DIRECTION: Below, find each line holding "track" and state how many there are, using the number alone.

SUPPLIED RECORDS:
(begin)
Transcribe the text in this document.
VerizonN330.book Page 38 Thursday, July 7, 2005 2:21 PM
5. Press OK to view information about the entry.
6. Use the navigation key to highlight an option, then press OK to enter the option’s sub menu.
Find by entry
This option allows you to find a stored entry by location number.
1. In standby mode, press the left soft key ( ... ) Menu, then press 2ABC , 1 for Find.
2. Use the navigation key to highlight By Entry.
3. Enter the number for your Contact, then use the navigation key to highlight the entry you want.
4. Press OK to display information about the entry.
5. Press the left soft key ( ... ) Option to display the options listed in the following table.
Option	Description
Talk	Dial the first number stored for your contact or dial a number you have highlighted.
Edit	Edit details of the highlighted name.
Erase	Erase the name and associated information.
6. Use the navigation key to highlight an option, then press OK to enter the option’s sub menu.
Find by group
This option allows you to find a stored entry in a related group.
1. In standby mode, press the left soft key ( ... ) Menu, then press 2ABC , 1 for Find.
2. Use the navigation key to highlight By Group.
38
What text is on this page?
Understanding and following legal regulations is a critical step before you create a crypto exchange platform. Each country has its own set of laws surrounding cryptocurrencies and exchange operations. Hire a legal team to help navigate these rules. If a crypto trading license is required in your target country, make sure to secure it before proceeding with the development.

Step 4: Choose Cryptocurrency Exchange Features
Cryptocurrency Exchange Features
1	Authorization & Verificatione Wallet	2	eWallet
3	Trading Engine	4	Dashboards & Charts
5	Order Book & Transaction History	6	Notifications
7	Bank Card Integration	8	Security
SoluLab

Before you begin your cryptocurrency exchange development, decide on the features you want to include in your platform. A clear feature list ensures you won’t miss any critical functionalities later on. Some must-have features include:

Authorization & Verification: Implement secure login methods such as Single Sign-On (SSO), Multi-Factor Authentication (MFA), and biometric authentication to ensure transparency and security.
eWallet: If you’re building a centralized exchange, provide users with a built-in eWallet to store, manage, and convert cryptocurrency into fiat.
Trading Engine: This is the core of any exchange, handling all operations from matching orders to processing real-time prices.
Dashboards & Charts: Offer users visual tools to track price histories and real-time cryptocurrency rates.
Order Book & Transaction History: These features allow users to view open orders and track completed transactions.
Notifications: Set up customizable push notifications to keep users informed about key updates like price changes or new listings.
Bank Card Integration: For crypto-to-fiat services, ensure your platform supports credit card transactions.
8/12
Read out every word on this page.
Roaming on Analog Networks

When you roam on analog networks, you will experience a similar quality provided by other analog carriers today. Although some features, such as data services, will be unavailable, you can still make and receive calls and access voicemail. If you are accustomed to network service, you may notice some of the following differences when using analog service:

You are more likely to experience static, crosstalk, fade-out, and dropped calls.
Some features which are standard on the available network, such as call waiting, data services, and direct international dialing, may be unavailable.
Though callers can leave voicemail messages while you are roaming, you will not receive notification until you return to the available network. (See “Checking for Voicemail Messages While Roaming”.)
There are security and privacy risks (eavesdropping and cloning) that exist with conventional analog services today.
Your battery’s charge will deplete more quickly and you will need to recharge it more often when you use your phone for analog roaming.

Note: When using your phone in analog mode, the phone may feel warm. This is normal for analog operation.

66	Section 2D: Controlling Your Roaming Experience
(end)
ANSWER TO THE EXERCISE: 2